**Written request:**
Could you extract every entry below and reproduce it exactly?

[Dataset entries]

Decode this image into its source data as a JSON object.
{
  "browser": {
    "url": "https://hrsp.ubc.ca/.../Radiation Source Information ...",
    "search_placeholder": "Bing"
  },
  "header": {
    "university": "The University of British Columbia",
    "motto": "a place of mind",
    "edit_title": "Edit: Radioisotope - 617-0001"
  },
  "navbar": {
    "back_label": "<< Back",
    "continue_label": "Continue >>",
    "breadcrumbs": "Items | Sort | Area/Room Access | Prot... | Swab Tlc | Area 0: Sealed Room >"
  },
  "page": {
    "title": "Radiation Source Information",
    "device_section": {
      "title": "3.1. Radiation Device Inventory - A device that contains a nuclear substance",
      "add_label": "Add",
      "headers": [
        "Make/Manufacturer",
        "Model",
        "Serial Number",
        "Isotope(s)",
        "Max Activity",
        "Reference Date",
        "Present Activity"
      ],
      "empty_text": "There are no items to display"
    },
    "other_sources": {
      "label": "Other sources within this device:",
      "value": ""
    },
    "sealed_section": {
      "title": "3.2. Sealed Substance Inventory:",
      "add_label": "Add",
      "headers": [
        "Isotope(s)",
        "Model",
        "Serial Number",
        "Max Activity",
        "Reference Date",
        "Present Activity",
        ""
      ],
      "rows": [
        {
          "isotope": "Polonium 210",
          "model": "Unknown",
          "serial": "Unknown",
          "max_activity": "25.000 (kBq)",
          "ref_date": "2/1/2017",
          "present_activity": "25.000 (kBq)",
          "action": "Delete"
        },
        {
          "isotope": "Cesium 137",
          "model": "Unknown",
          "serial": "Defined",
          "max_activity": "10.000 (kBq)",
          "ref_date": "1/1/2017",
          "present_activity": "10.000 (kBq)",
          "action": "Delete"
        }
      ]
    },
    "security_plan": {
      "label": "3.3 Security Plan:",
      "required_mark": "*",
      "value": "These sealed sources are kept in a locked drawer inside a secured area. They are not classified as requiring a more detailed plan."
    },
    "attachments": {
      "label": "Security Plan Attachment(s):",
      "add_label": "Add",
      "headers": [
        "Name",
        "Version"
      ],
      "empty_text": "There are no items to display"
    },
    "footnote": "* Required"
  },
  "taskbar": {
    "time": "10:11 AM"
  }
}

**Reply:**
Decode this image into its source data as a JSON object.
{
  "browser": {
    "url": "https://hrsp.ubc.ca/.../Radiation Source Information ...",
    "search_placeholder": "Bing"
  },
  "header": {
    "university": "The University of British Columbia",
    "motto": "a place of mind",
    "edit_title": "Edit: Radioisotope - 617-0001"
  },
  "navbar": {
    "back_label": "<< Back",
    "continue_label": "Continue >>",
    "breadcrumbs": "Items | Sort | Area/Room Access | Prot... | Swab Tlc | Area 0: Sealed Room >"
  },
  "page": {
    "title": "Radiation Source Information",
    "device_section": {
      "title": "3.1. Radiation Device Inventory - A device that contains a nuclear substance",
      "add_label": "Add",
      "headers": [
        "Make/Manufacturer",
        "Model",
        "Serial Number",
        "Isotope(s)",
        "Max Activity",
        "Reference Date",
        "Present Activity"
      ],
      "empty_text": "There are no items to display"
    },
    "other_sources": {
      "label": "Other sources within this device:",
      "value": ""
    },
    "sealed_section": {
      "title": "3.2. Sealed Substance Inventory:",
      "add_label": "Add",
      "headers": [
        "Isotope(s)",
        "Model",
        "Serial Number",
        "Max Activity",
        "Reference Date",
        "Present Activity",
        ""
      ],
      "rows": [
        {
          "isotope": "Polonium 210",
          "model": "Unknown",
          "serial": "Unknown",
          "max_activity": "25.000 (kBq)",
          "ref_date": "2/1/2017",
          "present_activity": "25.000 (kBq)",
          "action": "Delete"
        },
        {
          "isotope": "Cesium 137",
          "model": "Unknown",
          "serial": "Defined",
          "max_activity": "10.000 (kBq)",
          "ref_date": "1/1/2017",
          "present_activity": "10.000 (kBq)",
          "action": "Delete"
        }
      ]
    },
    "security_plan": {
      "label": "3.3 Security Plan:",
      "required_mark": "*",
      "value": "These sealed sources are kept in a locked drawer inside a secured area. They are not classified as requiring a more detailed plan."
    },
    "attachments": {
      "label": "Security Plan Attachment(s):",
      "add_label": "Add",
      "headers": [
        "Name",
        "Version"
      ],
      "empty_text": "There are no items to display"
    },
    "footnote": "* Required"
  },
  "taskbar": {
    "time": "10:11 AM"
  }
}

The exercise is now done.